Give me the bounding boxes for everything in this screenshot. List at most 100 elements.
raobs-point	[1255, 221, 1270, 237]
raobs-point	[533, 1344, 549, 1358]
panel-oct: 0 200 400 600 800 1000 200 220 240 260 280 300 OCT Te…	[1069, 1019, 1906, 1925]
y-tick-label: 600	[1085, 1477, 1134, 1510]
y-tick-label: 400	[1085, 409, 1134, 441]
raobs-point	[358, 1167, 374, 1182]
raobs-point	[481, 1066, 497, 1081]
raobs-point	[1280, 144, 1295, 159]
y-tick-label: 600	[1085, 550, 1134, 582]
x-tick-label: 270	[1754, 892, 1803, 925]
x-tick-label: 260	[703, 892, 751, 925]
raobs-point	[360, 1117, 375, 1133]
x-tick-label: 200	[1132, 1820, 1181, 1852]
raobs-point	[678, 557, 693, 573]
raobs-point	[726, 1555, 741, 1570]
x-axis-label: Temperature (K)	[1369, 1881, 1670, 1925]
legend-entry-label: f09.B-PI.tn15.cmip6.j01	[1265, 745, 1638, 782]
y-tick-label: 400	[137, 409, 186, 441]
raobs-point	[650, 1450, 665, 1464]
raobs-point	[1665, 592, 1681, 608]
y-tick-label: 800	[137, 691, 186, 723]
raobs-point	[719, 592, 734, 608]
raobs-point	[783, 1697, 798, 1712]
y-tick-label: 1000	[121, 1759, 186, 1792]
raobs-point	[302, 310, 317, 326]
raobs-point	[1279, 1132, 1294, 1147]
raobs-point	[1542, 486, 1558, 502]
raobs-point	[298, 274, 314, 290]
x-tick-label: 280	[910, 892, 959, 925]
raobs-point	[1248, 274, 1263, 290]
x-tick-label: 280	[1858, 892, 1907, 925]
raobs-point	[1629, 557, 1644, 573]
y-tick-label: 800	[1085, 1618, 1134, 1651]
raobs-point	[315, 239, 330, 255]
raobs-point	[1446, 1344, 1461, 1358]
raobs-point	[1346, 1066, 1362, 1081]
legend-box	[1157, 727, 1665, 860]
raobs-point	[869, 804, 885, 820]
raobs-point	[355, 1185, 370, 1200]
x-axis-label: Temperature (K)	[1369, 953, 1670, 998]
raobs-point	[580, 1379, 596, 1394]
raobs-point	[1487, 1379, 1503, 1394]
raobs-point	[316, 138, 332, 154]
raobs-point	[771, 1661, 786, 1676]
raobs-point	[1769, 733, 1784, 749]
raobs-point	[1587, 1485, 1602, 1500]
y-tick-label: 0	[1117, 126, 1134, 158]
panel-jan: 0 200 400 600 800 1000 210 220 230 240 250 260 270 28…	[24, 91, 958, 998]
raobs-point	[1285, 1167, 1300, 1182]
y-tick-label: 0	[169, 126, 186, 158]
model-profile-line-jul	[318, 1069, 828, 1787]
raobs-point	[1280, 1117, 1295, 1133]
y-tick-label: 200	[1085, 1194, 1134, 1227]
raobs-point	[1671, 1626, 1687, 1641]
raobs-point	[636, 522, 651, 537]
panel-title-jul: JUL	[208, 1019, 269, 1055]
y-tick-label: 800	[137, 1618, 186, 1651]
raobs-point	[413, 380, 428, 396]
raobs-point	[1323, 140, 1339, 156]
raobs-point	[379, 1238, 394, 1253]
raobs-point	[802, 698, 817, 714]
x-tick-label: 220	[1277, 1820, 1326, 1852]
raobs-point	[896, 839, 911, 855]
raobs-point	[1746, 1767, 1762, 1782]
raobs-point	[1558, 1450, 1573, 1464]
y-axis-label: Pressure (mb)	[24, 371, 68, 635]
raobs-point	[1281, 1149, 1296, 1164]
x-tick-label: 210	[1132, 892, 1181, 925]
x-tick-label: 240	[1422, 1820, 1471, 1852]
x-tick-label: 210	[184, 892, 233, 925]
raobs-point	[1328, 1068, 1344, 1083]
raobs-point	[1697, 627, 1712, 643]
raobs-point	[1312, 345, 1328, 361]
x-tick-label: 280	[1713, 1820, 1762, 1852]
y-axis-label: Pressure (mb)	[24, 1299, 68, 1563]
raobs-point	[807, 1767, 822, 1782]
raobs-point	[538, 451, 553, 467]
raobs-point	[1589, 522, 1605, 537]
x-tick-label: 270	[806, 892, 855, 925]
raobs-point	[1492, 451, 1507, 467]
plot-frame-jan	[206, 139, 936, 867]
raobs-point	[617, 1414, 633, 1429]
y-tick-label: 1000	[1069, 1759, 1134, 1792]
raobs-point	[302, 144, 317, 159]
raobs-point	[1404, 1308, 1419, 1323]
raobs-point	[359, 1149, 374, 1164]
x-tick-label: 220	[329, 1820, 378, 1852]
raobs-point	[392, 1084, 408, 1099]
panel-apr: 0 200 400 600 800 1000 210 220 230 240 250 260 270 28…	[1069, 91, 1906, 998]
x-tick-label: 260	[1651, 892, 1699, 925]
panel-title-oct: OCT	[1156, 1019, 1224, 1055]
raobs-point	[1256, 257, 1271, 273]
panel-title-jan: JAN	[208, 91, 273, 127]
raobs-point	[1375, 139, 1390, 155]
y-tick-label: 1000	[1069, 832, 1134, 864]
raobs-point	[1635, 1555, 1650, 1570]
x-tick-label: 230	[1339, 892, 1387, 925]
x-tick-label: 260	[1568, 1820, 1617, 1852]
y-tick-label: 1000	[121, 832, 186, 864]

** TASK DIRECTIONS **
Please write out all the items above again, swapping "raobs-point" for "radiosonde-point" and leaving everything else unchanged.

** ANSWER **
Give me the bounding boxes for everything in this screenshot. List at most 100 elements.
radiosonde-point	[1255, 221, 1270, 237]
radiosonde-point	[533, 1344, 549, 1358]
panel-oct: 0 200 400 600 800 1000 200 220 240 260 280 300 OCT Te…	[1069, 1019, 1906, 1925]
y-tick-label: 600	[1085, 1477, 1134, 1510]
y-tick-label: 400	[1085, 409, 1134, 441]
radiosonde-point	[358, 1167, 374, 1182]
radiosonde-point	[481, 1066, 497, 1081]
radiosonde-point	[1280, 144, 1295, 159]
y-tick-label: 600	[1085, 550, 1134, 582]
x-tick-label: 270	[1754, 892, 1803, 925]
x-tick-label: 260	[703, 892, 751, 925]
radiosonde-point	[360, 1117, 375, 1133]
x-tick-label: 200	[1132, 1820, 1181, 1852]
radiosonde-point	[678, 557, 693, 573]
radiosonde-point	[726, 1555, 741, 1570]
x-axis-label: Temperature (K)	[1369, 1881, 1670, 1925]
legend-entry-label: f09.B-PI.tn15.cmip6.j01	[1265, 745, 1638, 782]
y-tick-label: 400	[137, 409, 186, 441]
radiosonde-point	[650, 1450, 665, 1464]
radiosonde-point	[1665, 592, 1681, 608]
y-tick-label: 800	[137, 691, 186, 723]
radiosonde-point	[719, 592, 734, 608]
radiosonde-point	[783, 1697, 798, 1712]
y-tick-label: 1000	[121, 1759, 186, 1792]
radiosonde-point	[302, 310, 317, 326]
radiosonde-point	[1279, 1132, 1294, 1147]
radiosonde-point	[1542, 486, 1558, 502]
radiosonde-point	[298, 274, 314, 290]
x-tick-label: 280	[910, 892, 959, 925]
radiosonde-point	[1248, 274, 1263, 290]
x-tick-label: 280	[1858, 892, 1907, 925]
radiosonde-point	[1629, 557, 1644, 573]
y-tick-label: 800	[1085, 1618, 1134, 1651]
radiosonde-point	[315, 239, 330, 255]
radiosonde-point	[1446, 1344, 1461, 1358]
radiosonde-point	[1346, 1066, 1362, 1081]
legend-box	[1157, 727, 1665, 860]
radiosonde-point	[869, 804, 885, 820]
radiosonde-point	[355, 1185, 370, 1200]
x-axis-label: Temperature (K)	[1369, 953, 1670, 998]
radiosonde-point	[580, 1379, 596, 1394]
radiosonde-point	[1487, 1379, 1503, 1394]
radiosonde-point	[316, 138, 332, 154]
radiosonde-point	[771, 1661, 786, 1676]
radiosonde-point	[1769, 733, 1784, 749]
radiosonde-point	[1587, 1485, 1602, 1500]
y-tick-label: 0	[1117, 126, 1134, 158]
panel-jan: 0 200 400 600 800 1000 210 220 230 240 250 260 270 28…	[24, 91, 958, 998]
radiosonde-point	[1285, 1167, 1300, 1182]
y-tick-label: 0	[169, 126, 186, 158]
model-profile-line-jul	[318, 1069, 828, 1787]
radiosonde-point	[1280, 1117, 1295, 1133]
y-tick-label: 200	[1085, 1194, 1134, 1227]
radiosonde-point	[1671, 1626, 1687, 1641]
radiosonde-point	[636, 522, 651, 537]
panel-title-jul: JUL	[208, 1019, 269, 1055]
y-tick-label: 800	[137, 1618, 186, 1651]
radiosonde-point	[413, 380, 428, 396]
radiosonde-point	[1323, 140, 1339, 156]
radiosonde-point	[379, 1238, 394, 1253]
radiosonde-point	[802, 698, 817, 714]
x-tick-label: 220	[1277, 1820, 1326, 1852]
radiosonde-point	[896, 839, 911, 855]
radiosonde-point	[1746, 1767, 1762, 1782]
radiosonde-point	[1558, 1450, 1573, 1464]
y-axis-label: Pressure (mb)	[24, 371, 68, 635]
radiosonde-point	[1281, 1149, 1296, 1164]
x-tick-label: 210	[1132, 892, 1181, 925]
x-tick-label: 240	[1422, 1820, 1471, 1852]
x-tick-label: 210	[184, 892, 233, 925]
radiosonde-point	[1328, 1068, 1344, 1083]
radiosonde-point	[1697, 627, 1712, 643]
radiosonde-point	[1312, 345, 1328, 361]
x-tick-label: 280	[1713, 1820, 1762, 1852]
y-axis-label: Pressure (mb)	[24, 1299, 68, 1563]
radiosonde-point	[807, 1767, 822, 1782]
radiosonde-point	[538, 451, 553, 467]
radiosonde-point	[1589, 522, 1605, 537]
x-tick-label: 270	[806, 892, 855, 925]
radiosonde-point	[1492, 451, 1507, 467]
plot-frame-jan	[206, 139, 936, 867]
radiosonde-point	[617, 1414, 633, 1429]
y-tick-label: 1000	[1069, 1759, 1134, 1792]
radiosonde-point	[302, 144, 317, 159]
radiosonde-point	[1404, 1308, 1419, 1323]
radiosonde-point	[359, 1149, 374, 1164]
x-tick-label: 220	[329, 1820, 378, 1852]
radiosonde-point	[392, 1084, 408, 1099]
panel-apr: 0 200 400 600 800 1000 210 220 230 240 250 260 270 28…	[1069, 91, 1906, 998]
x-tick-label: 260	[1651, 892, 1699, 925]
panel-title-oct: OCT	[1156, 1019, 1224, 1055]
radiosonde-point	[1256, 257, 1271, 273]
panel-title-jan: JAN	[208, 91, 273, 127]
radiosonde-point	[1375, 139, 1390, 155]
y-tick-label: 1000	[1069, 832, 1134, 864]
radiosonde-point	[1635, 1555, 1650, 1570]
x-tick-label: 230	[1339, 892, 1387, 925]
x-tick-label: 260	[1568, 1820, 1617, 1852]
y-tick-label: 1000	[121, 832, 186, 864]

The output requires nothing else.